● Task requirements:
Copy out the passage of the Cisco video article below, starting at "At a speech" and ending after "becoming the norm.".

At a speech at the Oracle OpenWorld trade show Wednesday, John Chambers, Cisco’s chief executive, predicted that “video will be the platform for all forms of communication in I.T. as we go forward.” and, coincidentally, his company can sell you the hardware to deliver it.
For end users, Chambers touts his company’s Cius tablet as the future of networked business devices, saying that videoconferencing will be essential for the collaborative working practices he sees becoming the norm.
Cisco has been pushing the Cius for enterprise since its launch in June, partially on its videoconferencing functions, and the company is expected to announce an upgrade to the tablet at its collaboration summit next month. Chambers also demoed its integration into network management software, showing a video of a stereotypically pudgy network engineer giving advice about architecture.
All this requires a more effective backend, and Cisco can provide it, he claims. When Cisco built the first router capable of handling a billion calls, people said it was mad, and that it would sell seven at most. In fact, the company has sold 6,000 of them. Similarly it has sold 1,200 routers capable of handling a billion video streams, Chambers said.
It is a position which, not surprisingly, plays well to Cisco’s strategy. The more bits travel over the Internet, the more demand there is for Cisco-style routers, and few things create more bits than video. It is defensible, too: The sheer magnitude of the task of networking high-bandwidth content favors capital-rich incumbents over start-ups. Cisco, Mr. Chambers said, “no longer makes devices that are not video capable.”
But there are plenty of reasons to think Mr. Chambers has a point.

● Dataset:
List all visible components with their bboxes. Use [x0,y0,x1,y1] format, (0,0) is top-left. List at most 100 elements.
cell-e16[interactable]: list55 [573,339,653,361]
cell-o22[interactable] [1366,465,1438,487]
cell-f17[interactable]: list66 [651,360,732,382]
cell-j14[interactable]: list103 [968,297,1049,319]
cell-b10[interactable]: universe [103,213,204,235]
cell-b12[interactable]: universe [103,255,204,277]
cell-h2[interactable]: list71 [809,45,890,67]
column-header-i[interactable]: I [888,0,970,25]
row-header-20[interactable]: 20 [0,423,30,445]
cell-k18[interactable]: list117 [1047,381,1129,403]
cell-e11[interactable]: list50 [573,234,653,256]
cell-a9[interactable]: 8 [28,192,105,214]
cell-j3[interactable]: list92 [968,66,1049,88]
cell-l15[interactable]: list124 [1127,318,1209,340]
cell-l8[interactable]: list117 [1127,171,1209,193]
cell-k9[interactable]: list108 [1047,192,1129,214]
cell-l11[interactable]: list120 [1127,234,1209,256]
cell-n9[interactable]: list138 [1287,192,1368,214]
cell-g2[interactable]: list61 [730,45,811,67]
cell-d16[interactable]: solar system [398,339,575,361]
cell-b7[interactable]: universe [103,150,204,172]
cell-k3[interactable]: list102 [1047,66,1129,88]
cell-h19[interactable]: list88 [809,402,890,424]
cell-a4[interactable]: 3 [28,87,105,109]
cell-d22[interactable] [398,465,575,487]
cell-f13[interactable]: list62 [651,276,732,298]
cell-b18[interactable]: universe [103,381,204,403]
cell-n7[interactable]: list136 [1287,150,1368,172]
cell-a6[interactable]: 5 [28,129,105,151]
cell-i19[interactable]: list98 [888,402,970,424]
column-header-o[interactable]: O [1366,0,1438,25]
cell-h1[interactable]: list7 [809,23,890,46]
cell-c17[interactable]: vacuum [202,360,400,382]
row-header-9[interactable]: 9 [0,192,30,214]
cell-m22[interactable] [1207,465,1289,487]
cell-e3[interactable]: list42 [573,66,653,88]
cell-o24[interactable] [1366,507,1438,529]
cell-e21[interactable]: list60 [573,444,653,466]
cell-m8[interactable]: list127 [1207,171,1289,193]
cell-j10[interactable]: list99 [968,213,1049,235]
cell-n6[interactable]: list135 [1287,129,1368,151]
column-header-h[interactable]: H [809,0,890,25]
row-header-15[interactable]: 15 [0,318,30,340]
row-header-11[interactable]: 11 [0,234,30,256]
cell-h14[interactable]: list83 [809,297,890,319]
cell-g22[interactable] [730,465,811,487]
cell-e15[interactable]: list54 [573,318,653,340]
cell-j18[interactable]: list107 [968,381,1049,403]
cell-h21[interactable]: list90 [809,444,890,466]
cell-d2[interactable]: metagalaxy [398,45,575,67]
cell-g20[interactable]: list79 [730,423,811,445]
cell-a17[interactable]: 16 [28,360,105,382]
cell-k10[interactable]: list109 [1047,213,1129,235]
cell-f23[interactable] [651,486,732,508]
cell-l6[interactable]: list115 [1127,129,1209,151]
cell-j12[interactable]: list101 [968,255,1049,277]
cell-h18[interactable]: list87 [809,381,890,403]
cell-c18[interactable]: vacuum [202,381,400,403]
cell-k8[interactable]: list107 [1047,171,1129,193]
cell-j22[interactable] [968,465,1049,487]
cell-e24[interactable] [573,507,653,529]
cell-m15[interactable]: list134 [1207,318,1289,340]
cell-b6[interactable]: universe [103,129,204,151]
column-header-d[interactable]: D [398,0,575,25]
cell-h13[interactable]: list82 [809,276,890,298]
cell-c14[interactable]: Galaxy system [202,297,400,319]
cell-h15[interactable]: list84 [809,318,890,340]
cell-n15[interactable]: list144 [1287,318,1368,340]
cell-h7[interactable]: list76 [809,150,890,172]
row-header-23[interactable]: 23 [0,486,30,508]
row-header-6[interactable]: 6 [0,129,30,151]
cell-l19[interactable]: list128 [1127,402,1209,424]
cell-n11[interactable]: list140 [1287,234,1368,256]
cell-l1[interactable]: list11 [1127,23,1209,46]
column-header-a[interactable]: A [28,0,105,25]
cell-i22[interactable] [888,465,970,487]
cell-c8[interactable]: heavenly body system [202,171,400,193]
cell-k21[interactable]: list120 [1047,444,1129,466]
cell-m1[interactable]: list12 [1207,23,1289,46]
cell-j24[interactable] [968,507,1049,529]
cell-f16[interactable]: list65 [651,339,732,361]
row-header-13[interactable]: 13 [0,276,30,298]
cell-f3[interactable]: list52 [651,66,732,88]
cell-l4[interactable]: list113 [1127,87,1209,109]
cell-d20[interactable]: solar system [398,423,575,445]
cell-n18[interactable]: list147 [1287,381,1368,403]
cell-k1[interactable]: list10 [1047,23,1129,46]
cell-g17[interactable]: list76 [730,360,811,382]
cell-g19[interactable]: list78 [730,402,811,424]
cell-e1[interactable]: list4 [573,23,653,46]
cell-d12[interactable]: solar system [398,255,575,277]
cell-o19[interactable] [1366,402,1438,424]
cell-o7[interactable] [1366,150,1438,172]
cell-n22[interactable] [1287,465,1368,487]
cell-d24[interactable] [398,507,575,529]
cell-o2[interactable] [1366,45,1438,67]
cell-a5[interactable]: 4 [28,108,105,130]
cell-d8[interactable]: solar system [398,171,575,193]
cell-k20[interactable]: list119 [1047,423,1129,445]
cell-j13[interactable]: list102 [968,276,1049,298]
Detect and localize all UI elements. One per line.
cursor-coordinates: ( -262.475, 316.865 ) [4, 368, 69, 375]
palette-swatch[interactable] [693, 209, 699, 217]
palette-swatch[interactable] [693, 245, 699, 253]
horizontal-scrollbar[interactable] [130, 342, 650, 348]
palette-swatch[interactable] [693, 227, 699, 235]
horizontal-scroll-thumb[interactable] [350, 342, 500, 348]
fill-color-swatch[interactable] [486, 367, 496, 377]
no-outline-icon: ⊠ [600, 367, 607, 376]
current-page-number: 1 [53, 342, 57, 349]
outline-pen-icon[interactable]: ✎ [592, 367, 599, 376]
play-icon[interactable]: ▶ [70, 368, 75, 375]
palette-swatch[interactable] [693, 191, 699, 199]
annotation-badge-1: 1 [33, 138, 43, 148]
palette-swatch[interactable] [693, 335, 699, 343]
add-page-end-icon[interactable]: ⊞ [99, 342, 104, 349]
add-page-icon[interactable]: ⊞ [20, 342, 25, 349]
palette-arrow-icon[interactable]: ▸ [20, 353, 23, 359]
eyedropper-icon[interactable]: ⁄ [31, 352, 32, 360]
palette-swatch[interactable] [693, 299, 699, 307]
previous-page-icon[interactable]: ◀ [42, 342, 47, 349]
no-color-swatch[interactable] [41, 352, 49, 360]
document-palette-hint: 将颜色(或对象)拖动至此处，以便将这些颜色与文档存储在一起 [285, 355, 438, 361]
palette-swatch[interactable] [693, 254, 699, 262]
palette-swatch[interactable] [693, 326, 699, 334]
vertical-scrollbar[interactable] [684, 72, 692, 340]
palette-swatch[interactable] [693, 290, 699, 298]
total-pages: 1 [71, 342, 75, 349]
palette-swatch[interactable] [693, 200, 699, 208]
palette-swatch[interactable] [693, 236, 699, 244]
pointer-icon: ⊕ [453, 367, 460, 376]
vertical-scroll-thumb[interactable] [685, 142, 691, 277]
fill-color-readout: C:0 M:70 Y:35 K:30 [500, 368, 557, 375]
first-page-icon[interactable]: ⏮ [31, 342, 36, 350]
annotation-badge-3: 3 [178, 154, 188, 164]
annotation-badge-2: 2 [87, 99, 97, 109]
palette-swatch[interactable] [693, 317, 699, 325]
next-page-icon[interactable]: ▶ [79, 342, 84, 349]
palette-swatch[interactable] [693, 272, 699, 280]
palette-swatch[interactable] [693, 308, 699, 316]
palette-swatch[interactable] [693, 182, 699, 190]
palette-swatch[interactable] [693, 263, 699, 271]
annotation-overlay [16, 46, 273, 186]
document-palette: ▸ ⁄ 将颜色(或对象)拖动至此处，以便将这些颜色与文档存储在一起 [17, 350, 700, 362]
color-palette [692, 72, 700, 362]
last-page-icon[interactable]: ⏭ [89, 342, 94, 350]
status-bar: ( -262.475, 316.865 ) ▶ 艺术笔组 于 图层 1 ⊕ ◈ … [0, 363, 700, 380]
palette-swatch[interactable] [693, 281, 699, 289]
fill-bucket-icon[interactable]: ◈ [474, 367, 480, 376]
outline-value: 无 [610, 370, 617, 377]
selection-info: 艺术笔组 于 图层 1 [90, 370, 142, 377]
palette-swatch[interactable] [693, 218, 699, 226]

● Output of the exercise:
At a speech at the Oracle OpenWorld trade show Wednesday, John Chambers, Cisco’s chief executive, predicted that “video will be the platform for all forms of communication in I.T. as we go forward.” and, coincidentally, his company can sell you the hardware to deliver it.
For end users, Chambers touts his company’s Cius tablet as the future of networked business devices, saying that videoconferencing will be essential for the collaborative working practices he sees becoming the norm.